▶ [What you should do]
Look through the lines below and extract each one that contains "description".

▶ [Information shown]
========================================

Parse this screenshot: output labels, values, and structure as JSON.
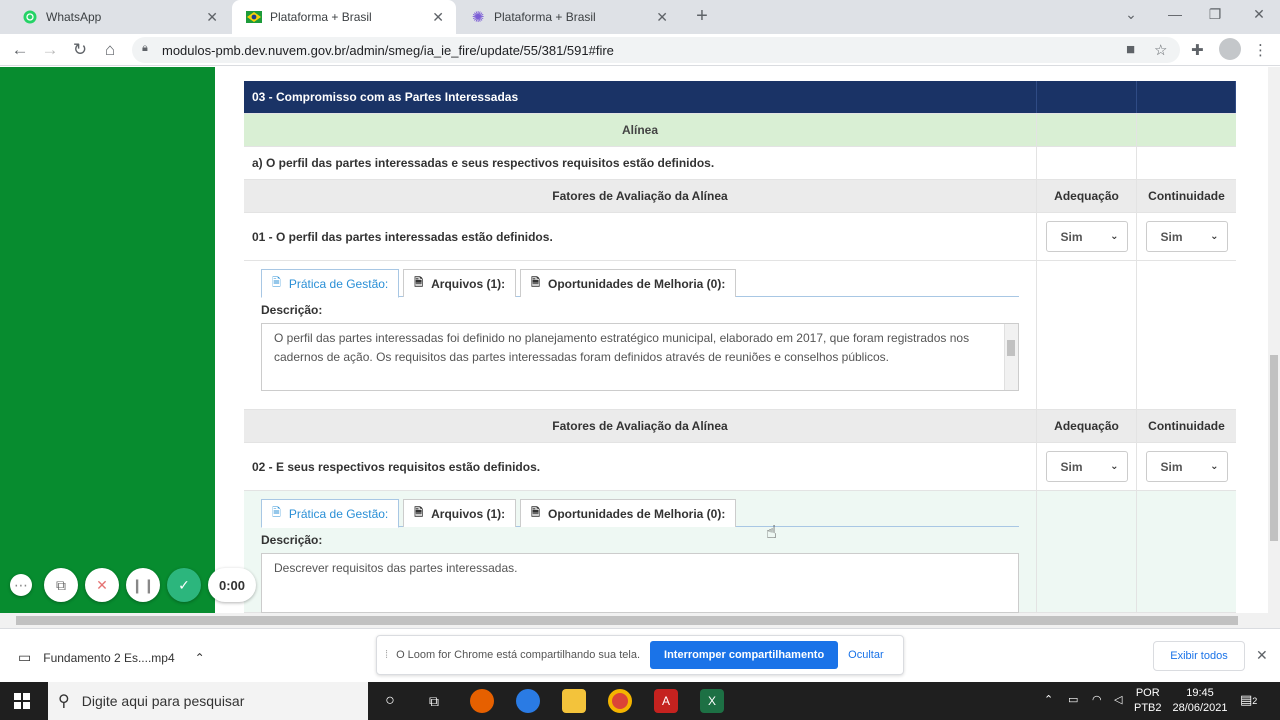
{
  "browser": {
    "tabs": [
      {
        "title": "WhatsApp",
        "active": false
      },
      {
        "title": "Plataforma + Brasil",
        "active": true
      },
      {
        "title": "Plataforma + Brasil",
        "active": false
      }
    ],
    "url": "modulos-pmb.dev.nuvem.gov.br/admin/smeg/ia_ie_fire/update/55/381/591#fire"
  },
  "section": {
    "title": "03 - Compromisso com as Partes Interessadas",
    "alinea_label": "Alínea",
    "alinea_text": "a) O perfil das partes interessadas e seus respectivos requisitos estão definidos.",
    "factors_header": "Fatores de Avaliação da Alínea",
    "adequacao_label": "Adequação",
    "continuidade_label": "Continuidade"
  },
  "factors": [
    {
      "title": "01 - O perfil das partes interessadas estão definidos.",
      "adequacao": "Sim",
      "continuidade": "Sim",
      "tab_pratica": "Prática de Gestão:",
      "tab_arquivos": "Arquivos (1):",
      "tab_oportunidades": "Oportunidades de Melhoria (0):",
      "desc_label": "Descrição:",
      "description": "O perfil das partes interessadas foi definido no planejamento estratégico municipal, elaborado em 2017, que foram registrados nos cadernos de ação. Os requisitos das partes interessadas foram definidos através de reuniões e conselhos públicos."
    },
    {
      "title": "02 - E seus respectivos requisitos estão definidos.",
      "adequacao": "Sim",
      "continuidade": "Sim",
      "tab_pratica": "Prática de Gestão:",
      "tab_arquivos": "Arquivos (1):",
      "tab_oportunidades": "Oportunidades de Melhoria (0):",
      "desc_label": "Descrição:",
      "description": "Descrever requisitos das partes interessadas."
    }
  ],
  "loom": {
    "timer": "0:00",
    "banner_text": "O Loom for Chrome está compartilhando sua tela.",
    "stop_label": "Interromper compartilhamento",
    "hide_label": "Ocultar"
  },
  "downloads": {
    "file": "Fundamento 2 Es....mp4",
    "show_all": "Exibir todos"
  },
  "taskbar": {
    "search_placeholder": "Digite aqui para pesquisar",
    "lang": "POR",
    "layout": "PTB2",
    "time": "19:45",
    "date": "28/06/2021",
    "notifications": "2"
  },
  "colors": {
    "sidebar": "#078c2f",
    "header": "#1a3366",
    "alinea_bg": "#d9efd4",
    "accent": "#1a73e8"
  }
}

========================================

▶ [Final result]
      "description": "O perfil das partes interessadas foi definido no planejamento estratégico municipal, elaborado em 2017, que foram registrados nos cadernos de ação. Os requisitos das partes interessadas foram definidos através de reuniões e conselhos públicos."
      "description": "Descrever requisitos das partes interessadas."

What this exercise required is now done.